» **DO THIS**
Copy only what runs from the line containing "Decode this image" through the end of the material below, line for line, with both ends included.

::::::::

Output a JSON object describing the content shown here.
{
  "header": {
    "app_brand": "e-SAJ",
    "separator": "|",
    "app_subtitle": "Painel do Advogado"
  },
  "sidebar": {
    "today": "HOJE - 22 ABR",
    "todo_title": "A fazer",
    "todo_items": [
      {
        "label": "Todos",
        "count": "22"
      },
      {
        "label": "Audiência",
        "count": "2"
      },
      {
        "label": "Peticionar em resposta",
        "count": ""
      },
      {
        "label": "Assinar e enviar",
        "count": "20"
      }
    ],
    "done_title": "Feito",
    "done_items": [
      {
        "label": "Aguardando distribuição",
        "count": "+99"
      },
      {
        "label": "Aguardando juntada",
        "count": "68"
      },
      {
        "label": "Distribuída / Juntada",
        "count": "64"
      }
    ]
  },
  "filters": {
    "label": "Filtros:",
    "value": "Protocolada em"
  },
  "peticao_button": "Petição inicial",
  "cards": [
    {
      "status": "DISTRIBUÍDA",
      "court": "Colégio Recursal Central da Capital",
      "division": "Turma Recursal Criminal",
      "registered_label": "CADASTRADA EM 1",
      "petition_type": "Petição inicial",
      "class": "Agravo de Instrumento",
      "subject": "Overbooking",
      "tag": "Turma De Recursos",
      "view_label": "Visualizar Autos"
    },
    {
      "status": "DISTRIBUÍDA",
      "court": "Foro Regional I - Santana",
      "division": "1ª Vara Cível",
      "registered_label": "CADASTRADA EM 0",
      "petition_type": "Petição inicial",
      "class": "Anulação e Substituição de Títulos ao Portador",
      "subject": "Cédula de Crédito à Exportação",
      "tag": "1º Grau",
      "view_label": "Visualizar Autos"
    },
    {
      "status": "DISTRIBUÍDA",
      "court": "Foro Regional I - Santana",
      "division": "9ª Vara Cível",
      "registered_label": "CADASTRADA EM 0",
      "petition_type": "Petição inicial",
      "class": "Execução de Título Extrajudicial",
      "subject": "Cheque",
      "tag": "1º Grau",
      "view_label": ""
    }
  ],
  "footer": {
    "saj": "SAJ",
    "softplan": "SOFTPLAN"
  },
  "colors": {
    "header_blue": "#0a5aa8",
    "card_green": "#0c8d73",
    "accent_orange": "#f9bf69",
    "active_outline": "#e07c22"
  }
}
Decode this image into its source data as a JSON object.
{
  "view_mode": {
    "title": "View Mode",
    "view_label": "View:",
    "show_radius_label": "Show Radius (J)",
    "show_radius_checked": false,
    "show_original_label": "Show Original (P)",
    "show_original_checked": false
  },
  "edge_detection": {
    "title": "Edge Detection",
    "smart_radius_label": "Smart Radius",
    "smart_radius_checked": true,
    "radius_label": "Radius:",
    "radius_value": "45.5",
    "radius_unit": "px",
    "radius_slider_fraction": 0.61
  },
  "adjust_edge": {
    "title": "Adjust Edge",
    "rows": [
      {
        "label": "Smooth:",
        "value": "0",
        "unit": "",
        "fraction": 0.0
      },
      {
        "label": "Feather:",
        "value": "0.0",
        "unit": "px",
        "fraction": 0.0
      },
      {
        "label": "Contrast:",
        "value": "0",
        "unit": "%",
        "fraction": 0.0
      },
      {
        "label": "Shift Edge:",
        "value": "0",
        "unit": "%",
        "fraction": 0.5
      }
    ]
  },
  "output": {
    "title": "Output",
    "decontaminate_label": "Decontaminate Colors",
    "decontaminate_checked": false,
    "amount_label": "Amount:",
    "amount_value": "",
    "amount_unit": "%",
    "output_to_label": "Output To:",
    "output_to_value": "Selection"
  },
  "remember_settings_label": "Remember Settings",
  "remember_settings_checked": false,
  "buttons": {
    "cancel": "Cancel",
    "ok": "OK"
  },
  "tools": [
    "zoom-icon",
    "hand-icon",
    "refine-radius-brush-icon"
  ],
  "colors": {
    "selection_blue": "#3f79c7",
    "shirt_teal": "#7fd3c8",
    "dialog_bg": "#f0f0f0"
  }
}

::::::::

» **FINAL ANSWER**
Decode this image into its source data as a JSON object.
{
  "view_mode": {
    "title": "View Mode",
    "view_label": "View:",
    "show_radius_label": "Show Radius (J)",
    "show_radius_checked": false,
    "show_original_label": "Show Original (P)",
    "show_original_checked": false
  },
  "edge_detection": {
    "title": "Edge Detection",
    "smart_radius_label": "Smart Radius",
    "smart_radius_checked": true,
    "radius_label": "Radius:",
    "radius_value": "45.5",
    "radius_unit": "px",
    "radius_slider_fraction": 0.61
  },
  "adjust_edge": {
    "title": "Adjust Edge",
    "rows": [
      {
        "label": "Smooth:",
        "value": "0",
        "unit": "",
        "fraction": 0.0
      },
      {
        "label": "Feather:",
        "value": "0.0",
        "unit": "px",
        "fraction": 0.0
      },
      {
        "label": "Contrast:",
        "value": "0",
        "unit": "%",
        "fraction": 0.0
      },
      {
        "label": "Shift Edge:",
        "value": "0",
        "unit": "%",
        "fraction": 0.5
      }
    ]
  },
  "output": {
    "title": "Output",
    "decontaminate_label": "Decontaminate Colors",
    "decontaminate_checked": false,
    "amount_label": "Amount:",
    "amount_value": "",
    "amount_unit": "%",
    "output_to_label": "Output To:",
    "output_to_value": "Selection"
  },
  "remember_settings_label": "Remember Settings",
  "remember_settings_checked": false,
  "buttons": {
    "cancel": "Cancel",
    "ok": "OK"
  },
  "tools": [
    "zoom-icon",
    "hand-icon",
    "refine-radius-brush-icon"
  ],
  "colors": {
    "selection_blue": "#3f79c7",
    "shirt_teal": "#7fd3c8",
    "dialog_bg": "#f0f0f0"
  }
}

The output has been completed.